▶ Extract:
____

VIM thesaurus file
Asked Answered
W

3

10

I have been poking around for a good solution for a vim thesaurus. The capability is built-in, obviously, but the file everyone seems to use is the mthesaur.txt. While it 'works' in the sense that the commands in insert mode bring up a list, it seems to me the results are programatically correct but not super useful. The vim online thesaurus plugin works very well, but the latency over the wire and necessity of using a split for the returned buffer is less than ideal. Anyone have an opinion about this?

Wilsey answered 31/10, 2015 at 15:47 Comment(0)
F
7

I have written a plugin that can address the two issues you raised here.

Multi-language Thesaurus Query plugin for Vim

It improves the using experience in two regards: more sensible synonym choosing mechanism; and better and more flexible synonym source(s).

Thesaurus_query.vim screen cast

By default, the plugin uses vim's messagebox for candidate display, with each synonym labeled by a number. And it let user choose the suitable one to replace the word under cursor by typing in its number. It works similar to vim's default spell correction prompt. And drastically reduced the operation time for choosing proper synonym from a long list of candidates.

To improve the quality of synonym candidates, multiple query backends were used. For English user, two are note worthy.

  • thesaurus_com Backend using Thesaurus.com as synonym source
  • mthesaur_txt Backend using mthesaur.txt as synonym source

thesaurus_com Backend will work straight away. For Local Query Backend to work, you will need to download mthesaur.txt and tell the plugin where it is located either by setting variable thesaurus or specifying variable g:tq_mthesaur_file. Or else only Online Backend will be functional.

By default, Online Query Backend will be used first. But if internet is not available or too slow, future query in the current vim session will be handled by Local Query Backend first to reduce latency time. Priority of these two backends can also be manually altered(see documentation).

To address the latency issue(which usually stands out when the word is not found), I have introduced a timeout mechanism. You may set

let g:tq_online_backends_timeout = 0.6

if your internet is reasonably fast. So that the latency could be reduced to under 0.6 second.

The plugin is written in Python, though. So you might want to use it with Vim compiled with Python and/or Python3 support.

Fustian answered 28/2, 2016 at 8:47 Comment(4)
@ThadBrown Give it a go~ And feedback is welcomed. :DFustian
The tricky thing to me (both in terms of the latency and the overall plugin) is the lack of a really good thesaurus file. For example, you want auto completion for a huge database, you can just query for the column/table names, do another query for stored procedures, and so on, and cat the results into a dictionary file. That can be a basic autocompletion source. Is there a thesaurus file out there that is licensed in such a way that it can be redistributed and modified? I could scrape a web site for me, but that wouldn't help anyone else if it couldn't be redistributed. Thoughts?Wilsey
I will move this over the github. See you there. Great work, btw.Wilsey
@ThadBrown I think for basic synonym list, mthesaur.txt looks fine. My main beef with other plugins using it is the choosing mechanism. Classifying synonyms by defninitions like how Thesaurus.com did is certainly better. But what behinds that feels like to be a very complicated database. And so far I don't know if there is one for off-line use. And agree, we should move to github. Thanks for your interests~Fustian
S
3

If your system is unix-like and if you have awk installed, then I have a simple solution to your problem that gives you access to thesauri in multiple languages without internet connection and without a split window either.

____

▶ Listing:
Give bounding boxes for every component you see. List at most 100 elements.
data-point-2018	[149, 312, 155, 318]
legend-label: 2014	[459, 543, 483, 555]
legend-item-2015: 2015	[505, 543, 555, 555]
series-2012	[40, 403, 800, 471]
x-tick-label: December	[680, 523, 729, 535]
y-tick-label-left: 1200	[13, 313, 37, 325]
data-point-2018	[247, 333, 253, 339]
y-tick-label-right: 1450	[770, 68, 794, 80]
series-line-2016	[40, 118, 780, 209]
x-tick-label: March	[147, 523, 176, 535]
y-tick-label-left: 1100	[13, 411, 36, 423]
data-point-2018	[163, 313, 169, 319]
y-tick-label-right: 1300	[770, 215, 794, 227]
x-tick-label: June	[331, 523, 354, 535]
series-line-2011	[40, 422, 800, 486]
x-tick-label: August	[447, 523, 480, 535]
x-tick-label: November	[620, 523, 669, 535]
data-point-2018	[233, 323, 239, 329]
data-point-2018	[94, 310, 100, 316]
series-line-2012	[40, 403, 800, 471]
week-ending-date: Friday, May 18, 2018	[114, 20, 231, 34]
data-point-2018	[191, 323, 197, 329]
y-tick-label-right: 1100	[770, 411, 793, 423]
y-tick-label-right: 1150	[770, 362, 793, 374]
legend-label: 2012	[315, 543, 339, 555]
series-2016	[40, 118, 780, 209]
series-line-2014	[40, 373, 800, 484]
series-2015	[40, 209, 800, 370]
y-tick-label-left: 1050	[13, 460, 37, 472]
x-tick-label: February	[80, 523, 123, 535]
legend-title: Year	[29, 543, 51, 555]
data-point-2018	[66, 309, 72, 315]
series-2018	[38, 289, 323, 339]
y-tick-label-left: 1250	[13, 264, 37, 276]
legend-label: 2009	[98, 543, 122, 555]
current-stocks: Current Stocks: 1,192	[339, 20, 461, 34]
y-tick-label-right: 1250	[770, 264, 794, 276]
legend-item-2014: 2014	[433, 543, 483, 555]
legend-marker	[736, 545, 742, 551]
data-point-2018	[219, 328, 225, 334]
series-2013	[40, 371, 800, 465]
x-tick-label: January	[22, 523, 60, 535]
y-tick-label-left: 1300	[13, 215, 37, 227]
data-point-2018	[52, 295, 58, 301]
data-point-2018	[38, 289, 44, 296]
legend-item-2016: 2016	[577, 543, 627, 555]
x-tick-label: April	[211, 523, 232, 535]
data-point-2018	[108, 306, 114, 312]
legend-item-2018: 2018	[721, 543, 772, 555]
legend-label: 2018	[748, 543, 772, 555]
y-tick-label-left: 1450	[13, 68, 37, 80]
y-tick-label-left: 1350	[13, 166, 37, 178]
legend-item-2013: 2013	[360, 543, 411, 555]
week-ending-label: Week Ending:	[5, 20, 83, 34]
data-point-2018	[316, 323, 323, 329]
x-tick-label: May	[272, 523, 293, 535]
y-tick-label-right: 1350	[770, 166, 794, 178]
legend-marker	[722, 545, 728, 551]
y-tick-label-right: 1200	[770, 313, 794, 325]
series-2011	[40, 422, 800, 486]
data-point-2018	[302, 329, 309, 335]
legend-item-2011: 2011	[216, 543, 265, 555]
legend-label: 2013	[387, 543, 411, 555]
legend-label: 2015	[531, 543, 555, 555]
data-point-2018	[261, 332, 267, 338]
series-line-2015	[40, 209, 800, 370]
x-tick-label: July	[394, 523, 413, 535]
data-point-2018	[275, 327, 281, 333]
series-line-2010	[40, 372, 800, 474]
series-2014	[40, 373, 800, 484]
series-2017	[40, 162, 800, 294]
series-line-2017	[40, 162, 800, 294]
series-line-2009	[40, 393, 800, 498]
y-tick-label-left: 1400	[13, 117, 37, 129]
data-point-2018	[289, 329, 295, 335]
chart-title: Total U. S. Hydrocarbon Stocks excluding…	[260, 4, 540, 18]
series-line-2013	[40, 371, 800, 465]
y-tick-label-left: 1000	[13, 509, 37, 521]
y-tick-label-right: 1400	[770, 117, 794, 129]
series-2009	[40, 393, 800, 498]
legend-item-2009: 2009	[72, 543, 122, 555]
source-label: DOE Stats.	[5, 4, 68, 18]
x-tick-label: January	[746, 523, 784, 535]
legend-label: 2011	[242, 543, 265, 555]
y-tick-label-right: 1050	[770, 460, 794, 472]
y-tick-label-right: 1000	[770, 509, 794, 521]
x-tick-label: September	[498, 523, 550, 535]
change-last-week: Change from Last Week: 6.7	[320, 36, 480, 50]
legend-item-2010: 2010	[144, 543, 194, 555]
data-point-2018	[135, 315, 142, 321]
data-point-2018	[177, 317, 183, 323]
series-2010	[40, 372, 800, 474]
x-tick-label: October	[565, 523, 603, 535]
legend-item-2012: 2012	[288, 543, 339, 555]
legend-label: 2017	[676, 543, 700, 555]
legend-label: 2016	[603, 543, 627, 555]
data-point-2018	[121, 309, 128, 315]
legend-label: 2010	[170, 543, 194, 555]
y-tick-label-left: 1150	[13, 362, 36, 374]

____

▶ Directives:
**1.** Answer these questions from the Vim thesaurus thread:
(a) Which file does the original poster say everyone seems to use for a Vim thesaurus?
(b) What value does the plugin author suggest for g:tq_online_backends_timeout when the internet is reasonably fast?
(c) In what language is the plugin written?
**2.** Continue the Vim thesaurus thread from the point where it stops.

▶ Answers to the exercises:
**1.**
(a) mthesaur.txt
(b) 0.6
(c) Python

**2.**
First download LibreOffice thesauri from:

https://cgit.freedesktop.org/libreoffice/dictionaries/tree/

for example.

(Look after th_*.dat files, these are the ones you need, not the .aff and .dic files which work only for spellchecking with Hunspell.) Download the *.dat thesauri of your liking and copy them to a subdirectory of the folder where you will put your plugin; this subdirectory should be called, "thes."

Now create a new file in your plugin folder (the folder where you should have the "thes" subdirectory with the *.dat thesauri inside) and put the following in this file:

" offer choice among installed thesauri
" ==================================================
let s:thesaurusPath = expand("<sfile>:p:h") . "/thes"

function! s:PickThesaurus()
    " 1, 1: glob does not ignore any pattern, returns a list
    let thesaurusList = glob(s:thesaurusPath . "/*", 1, 1)
    if len(thesaurusList) == 0
        echo "Nothing found in " . s:thesaurusPath
        return
    endif
    let index = 0
    let optionList = []
    for name in thesaurusList
        let index = index + 1
        let shortName = fnamemodify(name, ":t:r")
        let optionList += [index . ". " . shortName]
    endfor
    let choice = inputlist(["Select thesaurus:"] + optionList)
    let indexFromZero = choice - 1
    if (indexFromZero >= 0) && (indexFromZero < len(thesaurusList))
        let b:thesaurus = thesaurusList[indexFromZero]
    endif
endfunction

command! Thesaurus call s:PickThesaurus()

This will allow you to pick the thesaurus of your choice by typing :Thesaurus in Vim's command mode.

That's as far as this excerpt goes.